Search through the entries for the word "chromosome" and copy every line that has it.
----- PROVIDED RECORDS
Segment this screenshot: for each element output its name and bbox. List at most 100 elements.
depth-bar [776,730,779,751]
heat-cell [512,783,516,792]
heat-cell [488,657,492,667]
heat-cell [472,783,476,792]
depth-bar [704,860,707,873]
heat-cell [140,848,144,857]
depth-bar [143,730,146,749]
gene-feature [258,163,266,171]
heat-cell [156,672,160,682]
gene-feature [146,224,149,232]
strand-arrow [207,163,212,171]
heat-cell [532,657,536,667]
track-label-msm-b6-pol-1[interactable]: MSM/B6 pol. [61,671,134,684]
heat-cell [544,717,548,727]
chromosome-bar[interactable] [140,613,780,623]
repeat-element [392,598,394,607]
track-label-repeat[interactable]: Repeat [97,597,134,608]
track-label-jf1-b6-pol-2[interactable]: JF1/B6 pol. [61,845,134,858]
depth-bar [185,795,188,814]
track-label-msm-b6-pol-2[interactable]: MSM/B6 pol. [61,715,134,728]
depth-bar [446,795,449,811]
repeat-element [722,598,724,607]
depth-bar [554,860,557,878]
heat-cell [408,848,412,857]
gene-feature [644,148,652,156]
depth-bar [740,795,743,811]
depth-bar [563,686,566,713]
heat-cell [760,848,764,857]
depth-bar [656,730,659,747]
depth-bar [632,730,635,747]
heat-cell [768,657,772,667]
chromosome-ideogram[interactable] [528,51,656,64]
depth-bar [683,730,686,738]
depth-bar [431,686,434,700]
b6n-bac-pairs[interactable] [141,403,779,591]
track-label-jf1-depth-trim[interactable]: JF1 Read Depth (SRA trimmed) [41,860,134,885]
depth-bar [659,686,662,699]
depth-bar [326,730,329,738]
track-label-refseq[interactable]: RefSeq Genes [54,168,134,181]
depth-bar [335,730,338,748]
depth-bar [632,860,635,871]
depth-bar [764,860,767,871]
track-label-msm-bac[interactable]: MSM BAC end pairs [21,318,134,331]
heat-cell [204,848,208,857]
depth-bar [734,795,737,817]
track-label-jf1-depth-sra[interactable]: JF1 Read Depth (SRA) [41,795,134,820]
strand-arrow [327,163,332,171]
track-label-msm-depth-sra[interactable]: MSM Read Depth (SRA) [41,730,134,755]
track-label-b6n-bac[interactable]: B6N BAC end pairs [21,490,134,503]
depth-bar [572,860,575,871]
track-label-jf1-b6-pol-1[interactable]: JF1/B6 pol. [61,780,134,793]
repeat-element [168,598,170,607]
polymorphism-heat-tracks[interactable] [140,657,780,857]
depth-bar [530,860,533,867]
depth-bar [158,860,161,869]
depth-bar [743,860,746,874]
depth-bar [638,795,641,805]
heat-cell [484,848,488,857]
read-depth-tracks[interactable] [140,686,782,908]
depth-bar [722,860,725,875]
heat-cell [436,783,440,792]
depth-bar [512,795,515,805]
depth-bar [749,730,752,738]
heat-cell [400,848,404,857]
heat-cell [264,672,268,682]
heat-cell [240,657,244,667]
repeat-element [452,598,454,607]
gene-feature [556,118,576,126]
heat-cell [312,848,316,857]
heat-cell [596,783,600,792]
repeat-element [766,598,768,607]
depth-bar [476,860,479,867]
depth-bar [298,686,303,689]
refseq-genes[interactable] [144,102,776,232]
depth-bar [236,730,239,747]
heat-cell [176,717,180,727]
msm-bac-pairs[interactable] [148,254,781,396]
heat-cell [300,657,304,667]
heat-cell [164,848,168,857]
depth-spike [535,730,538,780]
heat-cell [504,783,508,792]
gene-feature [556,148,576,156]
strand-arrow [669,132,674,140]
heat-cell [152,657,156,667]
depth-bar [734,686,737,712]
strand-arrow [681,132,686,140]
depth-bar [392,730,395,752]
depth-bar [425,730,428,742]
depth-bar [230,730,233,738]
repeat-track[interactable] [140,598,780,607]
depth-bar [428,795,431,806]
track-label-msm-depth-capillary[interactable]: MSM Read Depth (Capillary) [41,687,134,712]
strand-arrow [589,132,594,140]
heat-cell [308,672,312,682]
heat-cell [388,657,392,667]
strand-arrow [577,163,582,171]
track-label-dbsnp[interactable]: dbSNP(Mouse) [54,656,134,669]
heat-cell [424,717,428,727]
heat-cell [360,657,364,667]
----------
* ANSWER BOX
chromosome-bar[interactable] [140,613,780,623]
chromosome-ideogram[interactable] [528,51,656,64]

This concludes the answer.